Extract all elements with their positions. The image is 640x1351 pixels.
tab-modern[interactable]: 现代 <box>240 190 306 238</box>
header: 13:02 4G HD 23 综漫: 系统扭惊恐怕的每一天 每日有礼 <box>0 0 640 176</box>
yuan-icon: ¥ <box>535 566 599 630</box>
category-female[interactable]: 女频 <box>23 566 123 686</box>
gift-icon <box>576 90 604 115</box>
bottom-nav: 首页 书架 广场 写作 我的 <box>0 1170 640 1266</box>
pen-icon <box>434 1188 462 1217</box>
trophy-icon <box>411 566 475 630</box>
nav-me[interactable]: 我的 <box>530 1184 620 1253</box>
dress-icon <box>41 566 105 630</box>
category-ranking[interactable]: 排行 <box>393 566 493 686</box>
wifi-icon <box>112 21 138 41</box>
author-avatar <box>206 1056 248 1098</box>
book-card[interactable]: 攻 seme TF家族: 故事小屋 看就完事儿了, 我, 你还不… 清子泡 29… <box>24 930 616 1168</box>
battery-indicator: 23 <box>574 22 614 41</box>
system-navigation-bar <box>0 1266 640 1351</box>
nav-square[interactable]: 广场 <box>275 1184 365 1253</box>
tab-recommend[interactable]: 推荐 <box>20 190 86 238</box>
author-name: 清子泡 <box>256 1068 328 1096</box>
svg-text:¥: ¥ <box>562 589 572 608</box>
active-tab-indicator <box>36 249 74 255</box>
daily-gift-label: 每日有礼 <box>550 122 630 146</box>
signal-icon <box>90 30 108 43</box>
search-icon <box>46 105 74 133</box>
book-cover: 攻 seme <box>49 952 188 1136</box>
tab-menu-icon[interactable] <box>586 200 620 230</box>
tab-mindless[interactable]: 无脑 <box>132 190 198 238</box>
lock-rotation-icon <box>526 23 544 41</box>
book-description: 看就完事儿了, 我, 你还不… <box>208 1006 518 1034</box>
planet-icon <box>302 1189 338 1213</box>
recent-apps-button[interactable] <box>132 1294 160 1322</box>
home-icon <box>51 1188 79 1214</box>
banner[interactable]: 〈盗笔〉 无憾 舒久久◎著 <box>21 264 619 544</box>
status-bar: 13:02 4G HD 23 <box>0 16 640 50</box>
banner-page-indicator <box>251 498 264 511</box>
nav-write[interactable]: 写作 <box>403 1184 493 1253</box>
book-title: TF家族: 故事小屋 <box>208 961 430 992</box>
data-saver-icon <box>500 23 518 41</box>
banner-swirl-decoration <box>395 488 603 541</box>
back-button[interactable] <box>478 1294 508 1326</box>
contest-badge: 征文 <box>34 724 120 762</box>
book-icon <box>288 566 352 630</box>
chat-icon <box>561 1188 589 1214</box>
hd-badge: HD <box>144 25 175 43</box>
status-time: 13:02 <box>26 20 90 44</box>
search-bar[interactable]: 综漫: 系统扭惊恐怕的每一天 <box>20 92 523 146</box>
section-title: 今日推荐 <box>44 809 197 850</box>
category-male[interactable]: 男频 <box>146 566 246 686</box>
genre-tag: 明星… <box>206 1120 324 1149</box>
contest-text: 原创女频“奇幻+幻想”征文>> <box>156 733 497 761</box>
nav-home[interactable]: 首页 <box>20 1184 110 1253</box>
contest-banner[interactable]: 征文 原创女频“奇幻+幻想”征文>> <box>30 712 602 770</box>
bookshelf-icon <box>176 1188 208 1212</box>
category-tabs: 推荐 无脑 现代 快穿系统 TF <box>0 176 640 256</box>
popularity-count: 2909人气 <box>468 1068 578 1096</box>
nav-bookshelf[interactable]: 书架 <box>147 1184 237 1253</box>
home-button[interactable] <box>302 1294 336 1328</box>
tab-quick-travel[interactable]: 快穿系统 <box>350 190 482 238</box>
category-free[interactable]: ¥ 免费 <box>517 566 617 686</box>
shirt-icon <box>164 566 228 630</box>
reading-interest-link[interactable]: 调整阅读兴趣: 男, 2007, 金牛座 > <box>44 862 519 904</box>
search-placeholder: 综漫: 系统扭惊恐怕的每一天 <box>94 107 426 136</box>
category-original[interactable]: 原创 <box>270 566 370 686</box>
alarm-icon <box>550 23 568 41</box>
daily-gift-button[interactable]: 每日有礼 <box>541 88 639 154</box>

| TASK PROMPT |
Quote every row above word for word, keeping each line in its original order.

| SOLUTION TO THE PROBLEM |
Extract all elements with their positions. The image is 640x1351 pixels.
tab-modern[interactable]: 现代 <box>240 190 306 238</box>
header: 13:02 4G HD 23 综漫: 系统扭惊恐怕的每一天 每日有礼 <box>0 0 640 176</box>
yuan-icon: ¥ <box>535 566 599 630</box>
category-female[interactable]: 女频 <box>23 566 123 686</box>
gift-icon <box>576 90 604 115</box>
bottom-nav: 首页 书架 广场 写作 我的 <box>0 1170 640 1266</box>
pen-icon <box>434 1188 462 1217</box>
trophy-icon <box>411 566 475 630</box>
nav-me[interactable]: 我的 <box>530 1184 620 1253</box>
dress-icon <box>41 566 105 630</box>
category-ranking[interactable]: 排行 <box>393 566 493 686</box>
wifi-icon <box>112 21 138 41</box>
author-avatar <box>206 1056 248 1098</box>
book-card[interactable]: 攻 seme TF家族: 故事小屋 看就完事儿了, 我, 你还不… 清子泡 29… <box>24 930 616 1168</box>
battery-indicator: 23 <box>574 22 614 41</box>
system-navigation-bar <box>0 1266 640 1351</box>
nav-square[interactable]: 广场 <box>275 1184 365 1253</box>
tab-recommend[interactable]: 推荐 <box>20 190 86 238</box>
author-name: 清子泡 <box>256 1068 328 1096</box>
svg-text:¥: ¥ <box>562 589 572 608</box>
active-tab-indicator <box>36 249 74 255</box>
daily-gift-label: 每日有礼 <box>550 122 630 146</box>
signal-icon <box>90 30 108 43</box>
search-icon <box>46 105 74 133</box>
book-cover: 攻 seme <box>49 952 188 1136</box>
tab-menu-icon[interactable] <box>586 200 620 230</box>
tab-mindless[interactable]: 无脑 <box>132 190 198 238</box>
lock-rotation-icon <box>526 23 544 41</box>
book-description: 看就完事儿了, 我, 你还不… <box>208 1006 518 1034</box>
planet-icon <box>302 1189 338 1213</box>
recent-apps-button[interactable] <box>132 1294 160 1322</box>
home-icon <box>51 1188 79 1214</box>
banner[interactable]: 〈盗笔〉 无憾 舒久久◎著 <box>21 264 619 544</box>
status-bar: 13:02 4G HD 23 <box>0 16 640 50</box>
banner-page-indicator <box>251 498 264 511</box>
nav-write[interactable]: 写作 <box>403 1184 493 1253</box>
book-title: TF家族: 故事小屋 <box>208 961 430 992</box>
data-saver-icon <box>500 23 518 41</box>
banner-swirl-decoration <box>395 488 603 541</box>
back-button[interactable] <box>478 1294 508 1326</box>
contest-badge: 征文 <box>34 724 120 762</box>
book-icon <box>288 566 352 630</box>
chat-icon <box>561 1188 589 1214</box>
hd-badge: HD <box>144 25 175 43</box>
status-time: 13:02 <box>26 20 90 44</box>
search-bar[interactable]: 综漫: 系统扭惊恐怕的每一天 <box>20 92 523 146</box>
section-title: 今日推荐 <box>44 809 197 850</box>
category-male[interactable]: 男频 <box>146 566 246 686</box>
genre-tag: 明星… <box>206 1120 324 1149</box>
contest-text: 原创女频“奇幻+幻想”征文>> <box>156 733 497 761</box>
nav-home[interactable]: 首页 <box>20 1184 110 1253</box>
contest-banner[interactable]: 征文 原创女频“奇幻+幻想”征文>> <box>30 712 602 770</box>
bookshelf-icon <box>176 1188 208 1212</box>
category-tabs: 推荐 无脑 现代 快穿系统 TF <box>0 176 640 256</box>
popularity-count: 2909人气 <box>468 1068 578 1096</box>
nav-bookshelf[interactable]: 书架 <box>147 1184 237 1253</box>
home-button[interactable] <box>302 1294 336 1328</box>
tab-quick-travel[interactable]: 快穿系统 <box>350 190 482 238</box>
category-free[interactable]: ¥ 免费 <box>517 566 617 686</box>
shirt-icon <box>164 566 228 630</box>
reading-interest-link[interactable]: 调整阅读兴趣: 男, 2007, 金牛座 > <box>44 862 519 904</box>
search-placeholder: 综漫: 系统扭惊恐怕的每一天 <box>94 107 426 136</box>
category-original[interactable]: 原创 <box>270 566 370 686</box>
alarm-icon <box>550 23 568 41</box>
daily-gift-button[interactable]: 每日有礼 <box>541 88 639 154</box>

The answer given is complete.